AIM OF THE TASK -
Repeat every entry word for word, skipping the pictures.

TASK INPUT -
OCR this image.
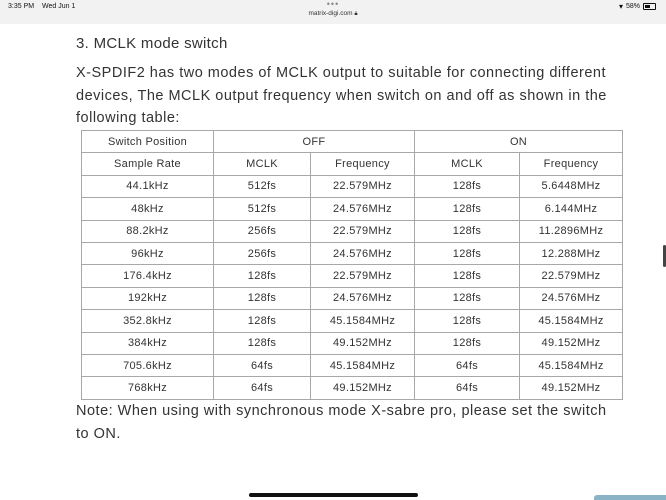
3:35 PM Wed Jun 1	•••
matrix-digi.com 🔒︎
▾ 58%
3. MCLK mode switch

X-SPDIF2 has two modes of MCLK output to suitable for connecting different devices, The MCLK output frequency when switch on and off as shown in the following table:

Switch Position	OFF		ON	
Sample Rate	MCLK	Frequency	MCLK	Frequency
44.1kHz	512fs	22.579MHz	128fs	5.6448MHz
48kHz	512fs	24.576MHz	128fs	6.144MHz
88.2kHz	256fs	22.579MHz	128fs	11.2896MHz
96kHz	256fs	24.576MHz	128fs	12.288MHz
176.4kHz	128fs	22.579MHz	128fs	22.579MHz
192kHz	128fs	24.576MHz	128fs	24.576MHz
352.8kHz	128fs	45.1584MHz	128fs	45.1584MHz
384kHz	128fs	49.152MHz	128fs	49.152MHz
705.6kHz	64fs	45.1584MHz	64fs	45.1584MHz
768kHz	64fs	49.152MHz	64fs	49.152MHz

Note: When using with synchronous mode X-sabre pro, please set the switch to ON.
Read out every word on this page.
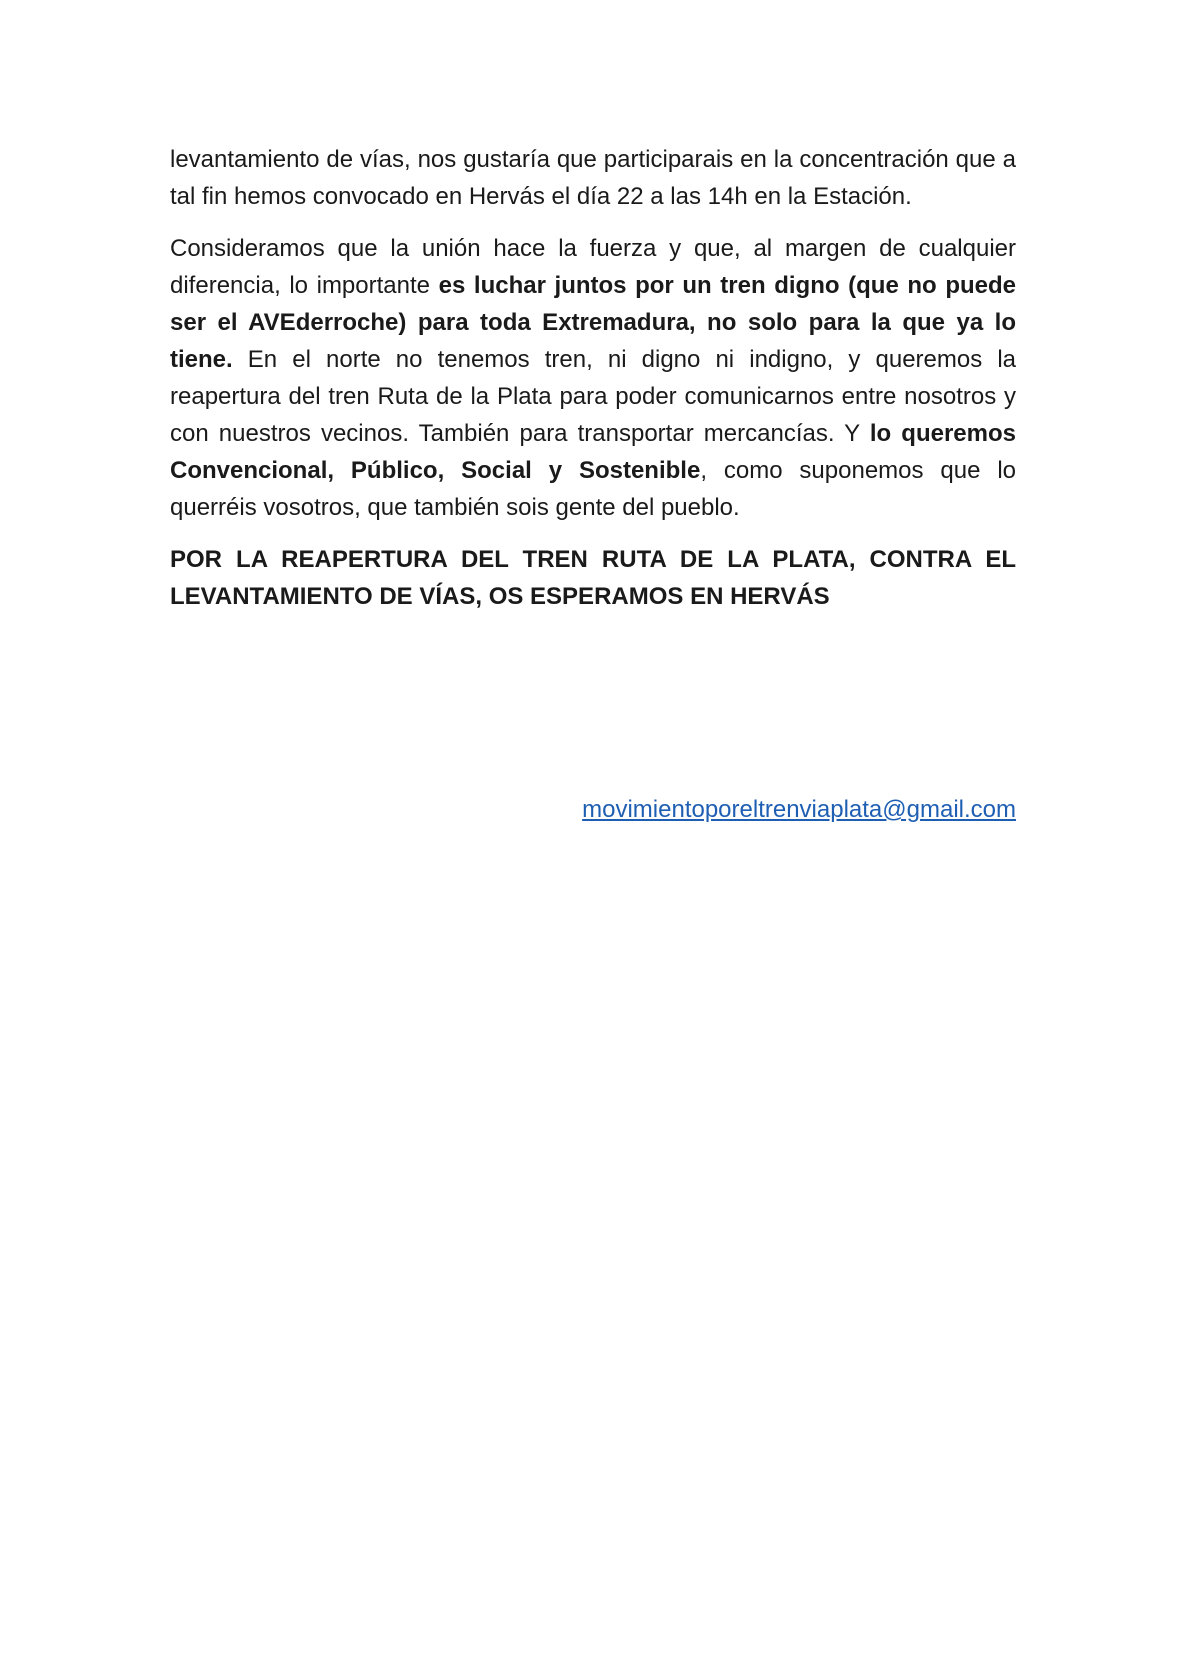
levantamiento de vías, nos gustaría que participarais en la concentración que a tal fin hemos convocado en Hervás el día 22 a las 14h en la Estación.

Consideramos que la unión hace la fuerza y que, al margen de cualquier diferencia, lo importante es luchar juntos por un tren digno (que no puede ser el AVEderroche) para toda Extremadura, no solo para la que ya lo tiene. En el norte no tenemos tren, ni digno ni indigno, y queremos la reapertura del tren Ruta de la Plata para poder comunicarnos entre nosotros y con nuestros vecinos. También para transportar mercancías. Y lo queremos Convencional, Público, Social y Sostenible, como suponemos que lo querréis vosotros, que también sois gente del pueblo.

POR LA REAPERTURA DEL TREN RUTA DE LA PLATA, CONTRA EL LEVANTAMIENTO DE VÍAS, OS ESPERAMOS EN HERVÁS

movimientoporeltrenviaplata@gmail.com
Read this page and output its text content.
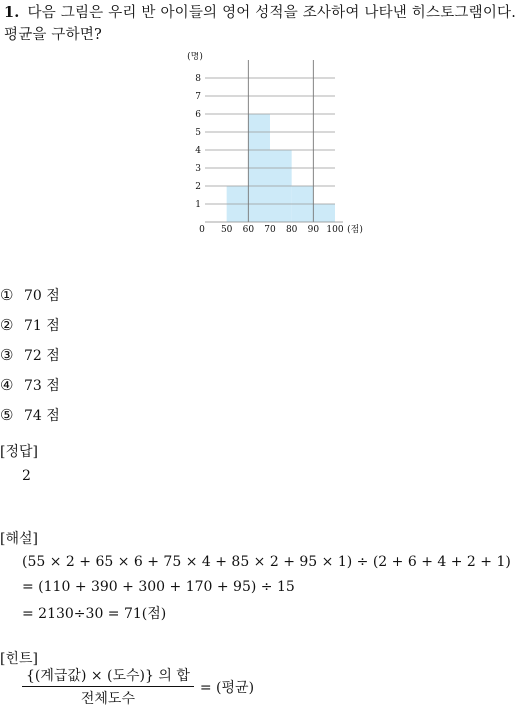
1. 다음 그림은 우리 반 아이들의 영어 성적을 조사하여 나타낸 히스토그램이다. 평균을 구하면?
1
2
3
4
5
6
7
8
0 50 60 70 80 90 100
(명)
(점)
① 70 점
② 71 점
③ 72 점
④ 73 점
⑤ 74 점
[정답]
2
[해설]
(55 × 2 + 65 × 6 + 75 × 4 + 85 × 2 + 95 × 1) ÷ (2 + 6 + 4 + 2 + 1)
= (110 + 390 + 300 + 170 + 95) ÷ 15
= 2130÷30 = 71(점)
[힌트]
$\frac{\text{\{(계급값) × (도수)\} 의 합}}{\text{전체도수}}$ = (평균)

OUTPUT BELOW -
OCR this image.
3:35 PM Wed Jun 1	•••
matrix-digi.com 🔒︎
▾ 58%
3. MCLK mode switch

X-SPDIF2 has two modes of MCLK output to suitable for connecting different devices, The MCLK output frequency when switch on and off as shown in the following table:

Switch Position	OFF		ON	
Sample Rate	MCLK	Frequency	MCLK	Frequency
44.1kHz	512fs	22.579MHz	128fs	5.6448MHz
48kHz	512fs	24.576MHz	128fs	6.144MHz
88.2kHz	256fs	22.579MHz	128fs	11.2896MHz
96kHz	256fs	24.576MHz	128fs	12.288MHz
176.4kHz	128fs	22.579MHz	128fs	22.579MHz
192kHz	128fs	24.576MHz	128fs	24.576MHz
352.8kHz	128fs	45.1584MHz	128fs	45.1584MHz
384kHz	128fs	49.152MHz	128fs	49.152MHz
705.6kHz	64fs	45.1584MHz	64fs	45.1584MHz
768kHz	64fs	49.152MHz	64fs	49.152MHz

Note: When using with synchronous mode X-sabre pro, please set the switch to ON.
Read out every word on this page.
levantamiento de vías, nos gustaría que participarais en la concentración que a tal fin hemos convocado en Hervás el día 22 a las 14h en la Estación.

Consideramos que la unión hace la fuerza y que, al margen de cualquier diferencia, lo importante es luchar juntos por un tren digno (que no puede ser el AVEderroche) para toda Extremadura, no solo para la que ya lo tiene. En el norte no tenemos tren, ni digno ni indigno, y queremos la reapertura del tren Ruta de la Plata para poder comunicarnos entre nosotros y con nuestros vecinos. También para transportar mercancías. Y lo queremos Convencional, Público, Social y Sostenible, como suponemos que lo querréis vosotros, que también sois gente del pueblo.

POR LA REAPERTURA DEL TREN RUTA DE LA PLATA, CONTRA EL LEVANTAMIENTO DE VÍAS, OS ESPERAMOS EN HERVÁS

movimientoporeltrenviaplata@gmail.com
Read this page and output its text content.
1. 다음 그림은 우리 반 아이들의 영어 성적을 조사하여 나타낸 히스토그램이다. 평균을 구하면?
1
2
3
4
5
6
7
8
0 50 60 70 80 90 100
(명)
(점)
① 70 점
② 71 점
③ 72 점
④ 73 점
⑤ 74 점
[정답]
2
[해설]
(55 × 2 + 65 × 6 + 75 × 4 + 85 × 2 + 95 × 1) ÷ (2 + 6 + 4 + 2 + 1)
= (110 + 390 + 300 + 170 + 95) ÷ 15
= 2130÷30 = 71(점)
[힌트]
$\frac{\text{\{(계급값) × (도수)\} 의 합}}{\text{전체도수}}$ = (평균)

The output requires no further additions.